Restate the listing below word for word, omitting any images.

[Raw records]
═══

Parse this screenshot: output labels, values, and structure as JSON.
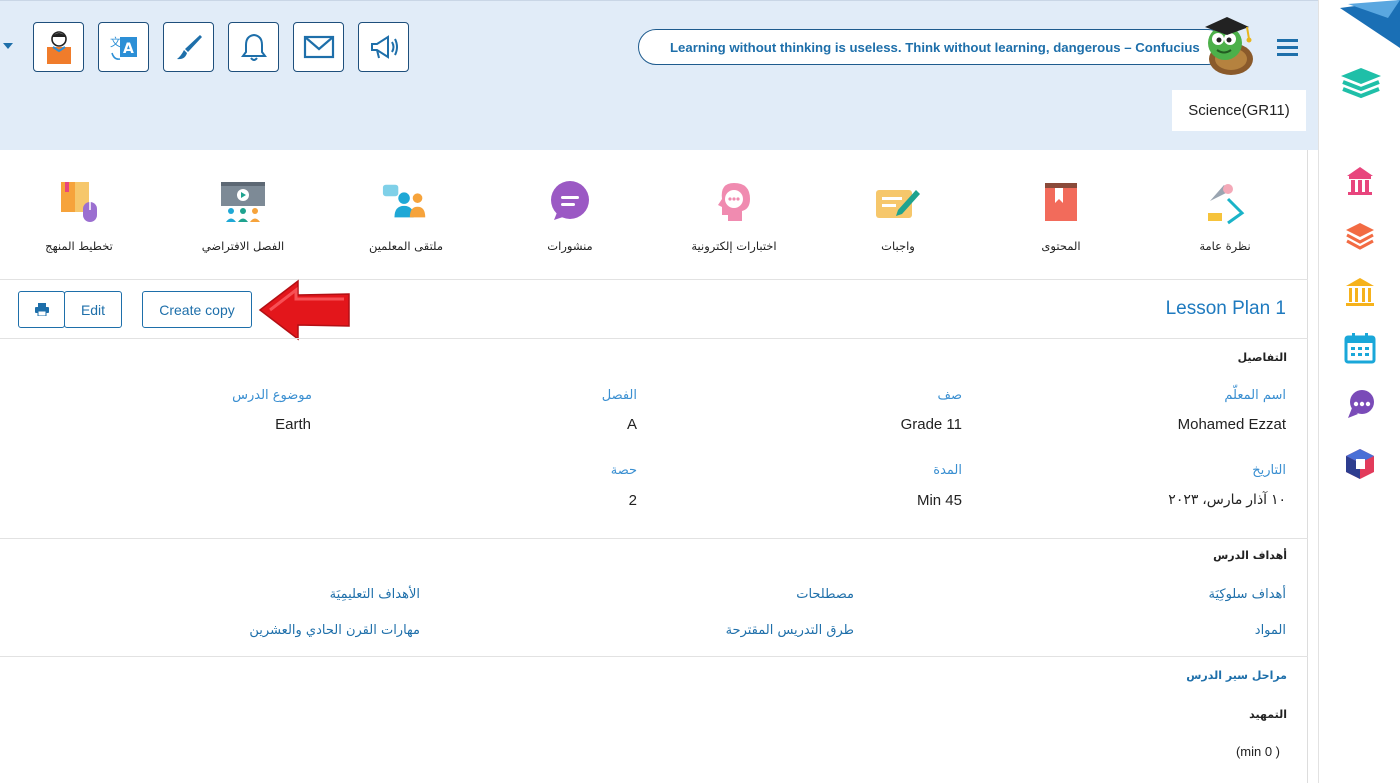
{
  "header": {
    "quote": "Learning without thinking is useless. Think without learning, dangerous – Confucius",
    "course": "Science(GR11)"
  },
  "toolbar": {
    "buttons": [
      {
        "icon": "student-avatar-icon"
      },
      {
        "icon": "translate-icon"
      },
      {
        "icon": "paintbrush-icon"
      },
      {
        "icon": "bell-icon"
      },
      {
        "icon": "mail-icon"
      },
      {
        "icon": "megaphone-icon"
      }
    ]
  },
  "nav": {
    "items": [
      {
        "label": "نظرة عامة",
        "icon": "overview-icon"
      },
      {
        "label": "المحتوى",
        "icon": "content-book-icon"
      },
      {
        "label": "واجبات",
        "icon": "assignment-icon"
      },
      {
        "label": "اختبارات إلكترونية",
        "icon": "online-tests-icon"
      },
      {
        "label": "منشورات",
        "icon": "posts-chat-icon"
      },
      {
        "label": "ملتقى المعلمين",
        "icon": "teachers-forum-icon"
      },
      {
        "label": "الفصل الافتراضي",
        "icon": "virtual-class-icon"
      },
      {
        "label": "تخطيط المنهج",
        "icon": "curriculum-planning-icon"
      }
    ]
  },
  "actions": {
    "edit": "Edit",
    "create_copy": "Create copy"
  },
  "lesson": {
    "title": "Lesson Plan 1",
    "details_title": "التفاصيل",
    "fields": {
      "teacher_label": "اسم المعلّم",
      "teacher": "Mohamed Ezzat",
      "grade_label": "صف",
      "grade": "Grade 11",
      "section_label": "الفصل",
      "section": "A",
      "topic_label": "موضوع الدرس",
      "topic": "Earth",
      "date_label": "التاريخ",
      "date": "١٠ آذار مارس، ٢٠٢٣",
      "duration_label": "المدة",
      "duration": "Min 45",
      "period_label": "حصة",
      "period": "2"
    },
    "objectives_title": "أهداف الدرس",
    "objective_links": {
      "behavioral": "أهداف سلوكِيَة",
      "terms": "مصطلحات",
      "educational": "الأهداف التعليمِيَة",
      "materials": "المواد",
      "methods": "طرق التدريس المقترحة",
      "skills": "مهارات القرن الحادي والعشرين"
    },
    "stages_title": "مراحل سير الدرس",
    "intro_title": "التمهيد",
    "intro_duration": "(min 0 )"
  },
  "colors": {
    "accent": "#1e6faa",
    "header_bg": "#e1ecf8",
    "arrow": "#e3161b"
  }
}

═══

Task response →
Parse this screenshot: output labels, values, and structure as JSON.
{
  "header": {
    "quote": "Learning without thinking is useless. Think without learning, dangerous – Confucius",
    "course": "Science(GR11)"
  },
  "toolbar": {
    "buttons": [
      {
        "icon": "student-avatar-icon"
      },
      {
        "icon": "translate-icon"
      },
      {
        "icon": "paintbrush-icon"
      },
      {
        "icon": "bell-icon"
      },
      {
        "icon": "mail-icon"
      },
      {
        "icon": "megaphone-icon"
      }
    ]
  },
  "nav": {
    "items": [
      {
        "label": "نظرة عامة",
        "icon": "overview-icon"
      },
      {
        "label": "المحتوى",
        "icon": "content-book-icon"
      },
      {
        "label": "واجبات",
        "icon": "assignment-icon"
      },
      {
        "label": "اختبارات إلكترونية",
        "icon": "online-tests-icon"
      },
      {
        "label": "منشورات",
        "icon": "posts-chat-icon"
      },
      {
        "label": "ملتقى المعلمين",
        "icon": "teachers-forum-icon"
      },
      {
        "label": "الفصل الافتراضي",
        "icon": "virtual-class-icon"
      },
      {
        "label": "تخطيط المنهج",
        "icon": "curriculum-planning-icon"
      }
    ]
  },
  "actions": {
    "edit": "Edit",
    "create_copy": "Create copy"
  },
  "lesson": {
    "title": "Lesson Plan 1",
    "details_title": "التفاصيل",
    "fields": {
      "teacher_label": "اسم المعلّم",
      "teacher": "Mohamed Ezzat",
      "grade_label": "صف",
      "grade": "Grade 11",
      "section_label": "الفصل",
      "section": "A",
      "topic_label": "موضوع الدرس",
      "topic": "Earth",
      "date_label": "التاريخ",
      "date": "١٠ آذار مارس، ٢٠٢٣",
      "duration_label": "المدة",
      "duration": "Min 45",
      "period_label": "حصة",
      "period": "2"
    },
    "objectives_title": "أهداف الدرس",
    "objective_links": {
      "behavioral": "أهداف سلوكِيَة",
      "terms": "مصطلحات",
      "educational": "الأهداف التعليمِيَة",
      "materials": "المواد",
      "methods": "طرق التدريس المقترحة",
      "skills": "مهارات القرن الحادي والعشرين"
    },
    "stages_title": "مراحل سير الدرس",
    "intro_title": "التمهيد",
    "intro_duration": "(min 0 )"
  },
  "colors": {
    "accent": "#1e6faa",
    "header_bg": "#e1ecf8",
    "arrow": "#e3161b"
  }
}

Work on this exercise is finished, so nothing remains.